Transcribe word for word the stretch of rows from the very first one through the row containing "reference-lines <box>706 118 1452 493</box>".

** start Data supplied **

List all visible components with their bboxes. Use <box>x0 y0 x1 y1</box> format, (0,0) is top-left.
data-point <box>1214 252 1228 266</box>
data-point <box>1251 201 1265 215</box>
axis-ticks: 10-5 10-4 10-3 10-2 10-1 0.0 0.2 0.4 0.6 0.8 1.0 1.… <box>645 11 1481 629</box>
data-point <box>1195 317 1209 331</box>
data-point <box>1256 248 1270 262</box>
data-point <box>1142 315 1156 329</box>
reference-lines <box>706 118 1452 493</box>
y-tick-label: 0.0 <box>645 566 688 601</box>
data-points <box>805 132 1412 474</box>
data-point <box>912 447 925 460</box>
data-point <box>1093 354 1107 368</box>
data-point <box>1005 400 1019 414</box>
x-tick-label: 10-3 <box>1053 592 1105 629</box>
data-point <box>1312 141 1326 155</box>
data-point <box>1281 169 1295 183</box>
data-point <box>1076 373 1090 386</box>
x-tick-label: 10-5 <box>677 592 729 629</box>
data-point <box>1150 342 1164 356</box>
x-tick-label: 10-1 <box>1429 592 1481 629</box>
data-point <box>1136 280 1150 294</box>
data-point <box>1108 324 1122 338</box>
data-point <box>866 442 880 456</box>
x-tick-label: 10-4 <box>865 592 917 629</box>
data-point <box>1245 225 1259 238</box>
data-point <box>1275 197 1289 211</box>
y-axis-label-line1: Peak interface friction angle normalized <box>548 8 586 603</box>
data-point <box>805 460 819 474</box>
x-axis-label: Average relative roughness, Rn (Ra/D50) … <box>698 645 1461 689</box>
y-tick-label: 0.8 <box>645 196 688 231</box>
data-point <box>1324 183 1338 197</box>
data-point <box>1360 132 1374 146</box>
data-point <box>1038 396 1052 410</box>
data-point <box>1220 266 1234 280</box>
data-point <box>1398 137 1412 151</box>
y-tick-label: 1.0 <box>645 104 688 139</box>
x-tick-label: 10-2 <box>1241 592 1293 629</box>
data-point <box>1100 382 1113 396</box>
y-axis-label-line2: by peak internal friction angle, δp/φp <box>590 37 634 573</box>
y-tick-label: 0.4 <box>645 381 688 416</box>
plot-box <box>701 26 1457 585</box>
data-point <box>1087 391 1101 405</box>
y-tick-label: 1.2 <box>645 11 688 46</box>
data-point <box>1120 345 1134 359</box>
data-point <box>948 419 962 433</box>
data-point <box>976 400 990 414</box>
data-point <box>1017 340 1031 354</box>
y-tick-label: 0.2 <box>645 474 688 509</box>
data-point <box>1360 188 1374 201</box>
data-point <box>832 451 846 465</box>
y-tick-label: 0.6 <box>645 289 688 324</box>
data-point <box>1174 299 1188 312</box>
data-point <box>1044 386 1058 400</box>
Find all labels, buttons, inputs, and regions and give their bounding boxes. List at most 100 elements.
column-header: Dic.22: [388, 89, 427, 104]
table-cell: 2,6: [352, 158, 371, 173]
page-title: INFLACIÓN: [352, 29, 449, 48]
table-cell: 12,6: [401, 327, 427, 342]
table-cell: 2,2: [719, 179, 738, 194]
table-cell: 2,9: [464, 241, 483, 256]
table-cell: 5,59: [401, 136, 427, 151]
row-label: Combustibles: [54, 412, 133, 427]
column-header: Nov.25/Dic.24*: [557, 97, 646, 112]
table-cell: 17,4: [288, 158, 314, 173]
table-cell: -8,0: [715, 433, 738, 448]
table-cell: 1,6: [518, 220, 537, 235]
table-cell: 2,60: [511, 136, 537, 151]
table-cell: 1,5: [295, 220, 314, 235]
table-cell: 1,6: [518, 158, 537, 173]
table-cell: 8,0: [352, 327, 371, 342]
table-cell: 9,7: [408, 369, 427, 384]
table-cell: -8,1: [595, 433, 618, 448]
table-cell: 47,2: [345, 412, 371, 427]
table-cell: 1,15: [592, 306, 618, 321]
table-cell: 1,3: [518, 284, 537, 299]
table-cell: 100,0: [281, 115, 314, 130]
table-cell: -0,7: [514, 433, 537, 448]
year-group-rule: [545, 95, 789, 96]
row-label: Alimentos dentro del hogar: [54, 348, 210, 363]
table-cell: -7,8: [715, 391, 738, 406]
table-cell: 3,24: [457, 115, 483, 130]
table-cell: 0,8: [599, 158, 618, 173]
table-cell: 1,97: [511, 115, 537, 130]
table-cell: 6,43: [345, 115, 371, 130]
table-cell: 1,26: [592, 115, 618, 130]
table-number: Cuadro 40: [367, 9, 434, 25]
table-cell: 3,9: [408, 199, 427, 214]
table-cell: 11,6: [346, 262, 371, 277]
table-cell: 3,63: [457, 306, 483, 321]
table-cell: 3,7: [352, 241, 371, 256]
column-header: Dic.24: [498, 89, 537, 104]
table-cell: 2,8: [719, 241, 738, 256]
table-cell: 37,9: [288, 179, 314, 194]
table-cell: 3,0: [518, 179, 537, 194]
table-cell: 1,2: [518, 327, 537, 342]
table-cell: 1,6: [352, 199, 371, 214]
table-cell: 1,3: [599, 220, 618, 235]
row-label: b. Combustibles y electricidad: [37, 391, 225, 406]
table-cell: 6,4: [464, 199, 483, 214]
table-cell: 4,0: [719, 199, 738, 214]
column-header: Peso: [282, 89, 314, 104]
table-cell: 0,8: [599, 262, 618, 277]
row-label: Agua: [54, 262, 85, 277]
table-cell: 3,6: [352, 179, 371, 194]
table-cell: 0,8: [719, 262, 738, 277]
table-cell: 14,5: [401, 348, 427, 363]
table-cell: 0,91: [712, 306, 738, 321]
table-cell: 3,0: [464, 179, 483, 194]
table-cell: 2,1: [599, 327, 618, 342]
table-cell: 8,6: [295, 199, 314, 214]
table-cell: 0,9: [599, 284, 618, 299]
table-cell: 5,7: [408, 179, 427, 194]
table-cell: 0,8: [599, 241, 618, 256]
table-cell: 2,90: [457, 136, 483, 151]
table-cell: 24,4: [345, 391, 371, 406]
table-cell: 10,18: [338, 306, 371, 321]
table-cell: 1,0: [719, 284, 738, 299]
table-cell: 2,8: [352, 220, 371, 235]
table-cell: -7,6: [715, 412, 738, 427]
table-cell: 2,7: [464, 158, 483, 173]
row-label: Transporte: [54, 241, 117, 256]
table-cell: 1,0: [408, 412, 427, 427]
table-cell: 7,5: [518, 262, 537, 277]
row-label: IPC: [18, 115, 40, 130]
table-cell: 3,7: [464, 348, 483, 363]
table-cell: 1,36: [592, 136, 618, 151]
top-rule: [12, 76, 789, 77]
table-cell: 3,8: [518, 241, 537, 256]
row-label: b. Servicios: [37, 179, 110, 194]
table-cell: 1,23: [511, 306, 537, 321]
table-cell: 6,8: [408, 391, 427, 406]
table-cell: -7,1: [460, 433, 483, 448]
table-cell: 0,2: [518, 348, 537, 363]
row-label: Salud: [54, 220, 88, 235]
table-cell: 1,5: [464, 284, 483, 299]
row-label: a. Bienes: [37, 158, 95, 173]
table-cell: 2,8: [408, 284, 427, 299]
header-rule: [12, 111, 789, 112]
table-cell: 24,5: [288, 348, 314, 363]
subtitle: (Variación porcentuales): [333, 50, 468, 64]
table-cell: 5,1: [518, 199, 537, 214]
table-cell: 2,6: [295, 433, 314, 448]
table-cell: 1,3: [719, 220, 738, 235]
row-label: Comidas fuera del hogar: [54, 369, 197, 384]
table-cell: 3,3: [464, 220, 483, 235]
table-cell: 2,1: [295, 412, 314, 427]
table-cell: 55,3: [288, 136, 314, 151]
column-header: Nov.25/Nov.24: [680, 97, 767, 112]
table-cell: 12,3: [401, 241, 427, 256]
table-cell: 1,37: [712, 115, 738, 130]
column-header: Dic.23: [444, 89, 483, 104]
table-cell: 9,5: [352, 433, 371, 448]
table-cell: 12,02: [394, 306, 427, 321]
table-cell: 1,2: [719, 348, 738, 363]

** end Data supplied **

> _Solution_
List all visible components with their bboxes. Use <box>x0 y0 x1 y1</box> format, (0,0) is top-left.
data-point <box>1214 252 1228 266</box>
data-point <box>1251 201 1265 215</box>
axis-ticks: 10-5 10-4 10-3 10-2 10-1 0.0 0.2 0.4 0.6 0.8 1.0 1.… <box>645 11 1481 629</box>
data-point <box>1195 317 1209 331</box>
data-point <box>1256 248 1270 262</box>
data-point <box>1142 315 1156 329</box>
reference-lines <box>706 118 1452 493</box>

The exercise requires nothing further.